Job:
Extract and list every line that contains the word "What".

BEGIN Data excerpts

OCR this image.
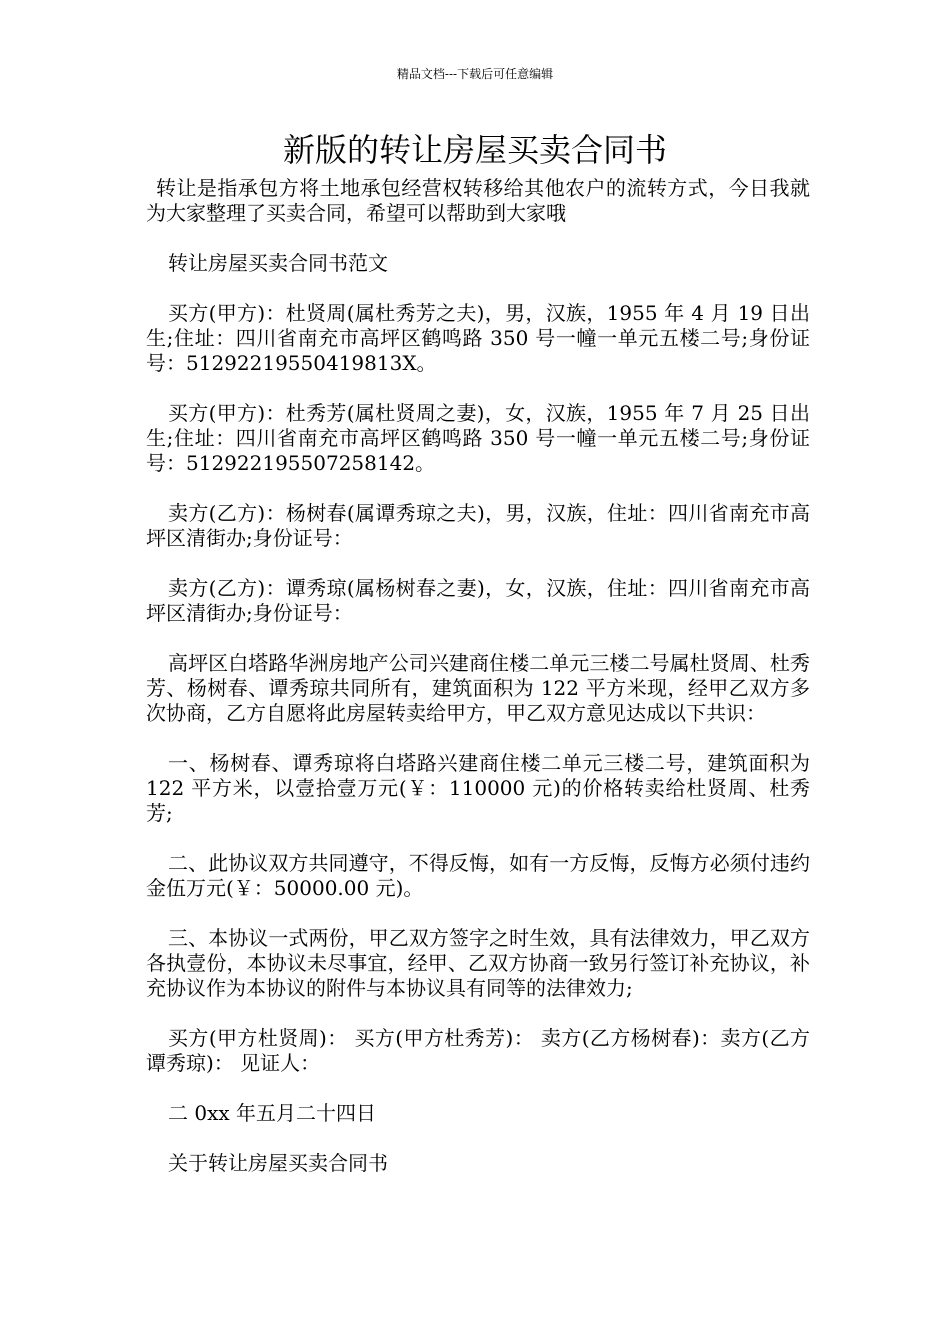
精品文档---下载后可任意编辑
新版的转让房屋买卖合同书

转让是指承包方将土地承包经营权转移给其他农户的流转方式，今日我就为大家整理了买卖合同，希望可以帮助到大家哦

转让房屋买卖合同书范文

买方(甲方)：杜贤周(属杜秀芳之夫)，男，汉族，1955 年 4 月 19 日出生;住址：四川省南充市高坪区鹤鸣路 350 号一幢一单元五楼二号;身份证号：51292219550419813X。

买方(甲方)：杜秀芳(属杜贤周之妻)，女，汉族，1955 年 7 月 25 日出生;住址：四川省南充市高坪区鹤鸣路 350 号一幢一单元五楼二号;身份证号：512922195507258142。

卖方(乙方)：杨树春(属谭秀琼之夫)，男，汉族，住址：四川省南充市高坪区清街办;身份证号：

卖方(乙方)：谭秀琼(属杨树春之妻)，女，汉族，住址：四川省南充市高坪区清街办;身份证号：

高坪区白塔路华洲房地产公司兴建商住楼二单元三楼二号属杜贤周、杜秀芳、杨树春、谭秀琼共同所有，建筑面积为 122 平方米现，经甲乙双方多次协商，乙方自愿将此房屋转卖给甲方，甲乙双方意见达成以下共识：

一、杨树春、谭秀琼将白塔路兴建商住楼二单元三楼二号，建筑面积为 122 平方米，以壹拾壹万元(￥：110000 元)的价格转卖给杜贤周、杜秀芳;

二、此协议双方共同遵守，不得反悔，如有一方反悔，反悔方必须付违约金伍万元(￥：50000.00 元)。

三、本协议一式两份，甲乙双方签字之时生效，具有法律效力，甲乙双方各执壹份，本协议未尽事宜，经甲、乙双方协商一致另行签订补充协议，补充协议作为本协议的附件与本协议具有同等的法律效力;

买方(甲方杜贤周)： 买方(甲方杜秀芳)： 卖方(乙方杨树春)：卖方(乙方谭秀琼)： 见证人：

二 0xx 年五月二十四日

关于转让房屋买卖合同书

END Data excerpts
BEGIN Data excerpts

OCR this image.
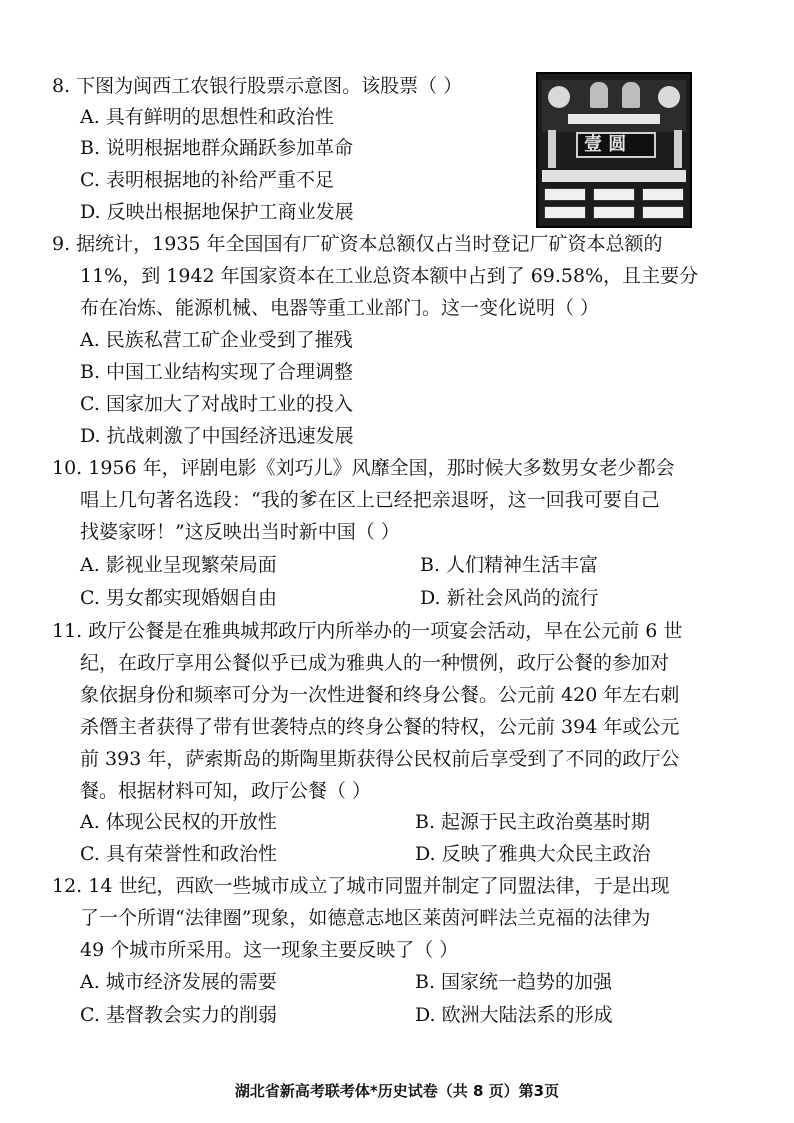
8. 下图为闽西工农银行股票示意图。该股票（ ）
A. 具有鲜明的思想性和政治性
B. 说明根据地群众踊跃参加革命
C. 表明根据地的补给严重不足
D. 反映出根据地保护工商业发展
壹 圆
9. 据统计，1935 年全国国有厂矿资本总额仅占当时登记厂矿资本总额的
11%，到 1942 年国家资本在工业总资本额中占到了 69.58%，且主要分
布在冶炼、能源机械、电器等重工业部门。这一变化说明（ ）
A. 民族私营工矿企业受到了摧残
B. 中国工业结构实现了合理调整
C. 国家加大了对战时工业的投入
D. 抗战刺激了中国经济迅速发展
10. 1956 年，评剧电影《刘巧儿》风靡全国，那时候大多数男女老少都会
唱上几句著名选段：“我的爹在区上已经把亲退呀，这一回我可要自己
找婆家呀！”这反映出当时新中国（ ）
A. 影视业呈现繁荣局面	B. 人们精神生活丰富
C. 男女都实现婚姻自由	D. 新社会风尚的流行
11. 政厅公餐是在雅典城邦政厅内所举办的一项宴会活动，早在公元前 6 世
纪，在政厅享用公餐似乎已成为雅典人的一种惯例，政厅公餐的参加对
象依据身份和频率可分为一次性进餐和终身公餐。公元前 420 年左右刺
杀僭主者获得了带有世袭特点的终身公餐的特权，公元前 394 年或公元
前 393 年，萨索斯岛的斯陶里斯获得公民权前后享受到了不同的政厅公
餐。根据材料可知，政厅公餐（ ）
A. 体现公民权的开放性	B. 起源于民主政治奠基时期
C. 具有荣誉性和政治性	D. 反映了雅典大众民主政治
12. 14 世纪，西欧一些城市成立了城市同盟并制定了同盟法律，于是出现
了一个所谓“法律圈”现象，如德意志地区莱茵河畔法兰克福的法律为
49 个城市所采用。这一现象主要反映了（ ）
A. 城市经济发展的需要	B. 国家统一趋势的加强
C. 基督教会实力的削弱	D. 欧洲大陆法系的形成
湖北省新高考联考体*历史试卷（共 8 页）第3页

END Data excerpts
BEGIN Data excerpts

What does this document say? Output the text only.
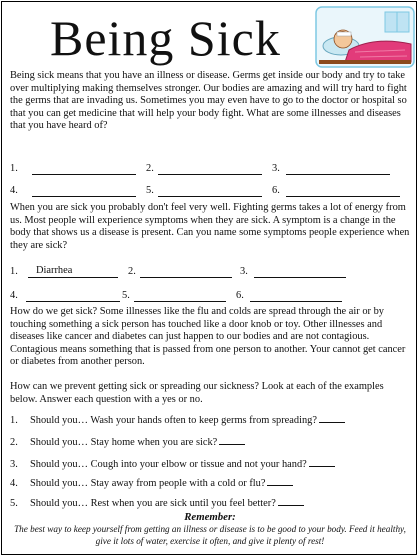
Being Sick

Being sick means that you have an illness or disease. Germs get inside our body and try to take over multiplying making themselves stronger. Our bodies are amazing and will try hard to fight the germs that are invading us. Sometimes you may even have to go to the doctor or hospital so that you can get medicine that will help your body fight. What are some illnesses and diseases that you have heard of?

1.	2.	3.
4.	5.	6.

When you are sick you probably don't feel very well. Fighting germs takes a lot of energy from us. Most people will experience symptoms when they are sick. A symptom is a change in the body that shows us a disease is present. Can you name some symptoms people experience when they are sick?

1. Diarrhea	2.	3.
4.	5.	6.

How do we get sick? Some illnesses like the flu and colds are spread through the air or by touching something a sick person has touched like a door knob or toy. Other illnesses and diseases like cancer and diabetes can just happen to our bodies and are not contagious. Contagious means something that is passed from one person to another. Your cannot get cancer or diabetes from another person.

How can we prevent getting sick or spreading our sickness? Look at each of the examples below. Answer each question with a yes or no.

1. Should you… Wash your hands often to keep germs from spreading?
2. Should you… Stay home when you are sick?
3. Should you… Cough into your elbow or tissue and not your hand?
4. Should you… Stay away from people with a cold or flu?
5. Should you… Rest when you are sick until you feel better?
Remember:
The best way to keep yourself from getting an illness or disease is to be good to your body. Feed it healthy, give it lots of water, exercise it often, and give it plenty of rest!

END Data excerpts

Result for this exercise:
What does this document say? Output the text only.
Being sick means that you have an illness or disease. Germs get inside our body and try to take over multiplying making themselves stronger. Our bodies are amazing and will try hard to fight the germs that are invading us. Sometimes you may even have to go to the doctor or hospital so that you can get medicine that will help your body fight. What are some illnesses and diseases that you have heard of?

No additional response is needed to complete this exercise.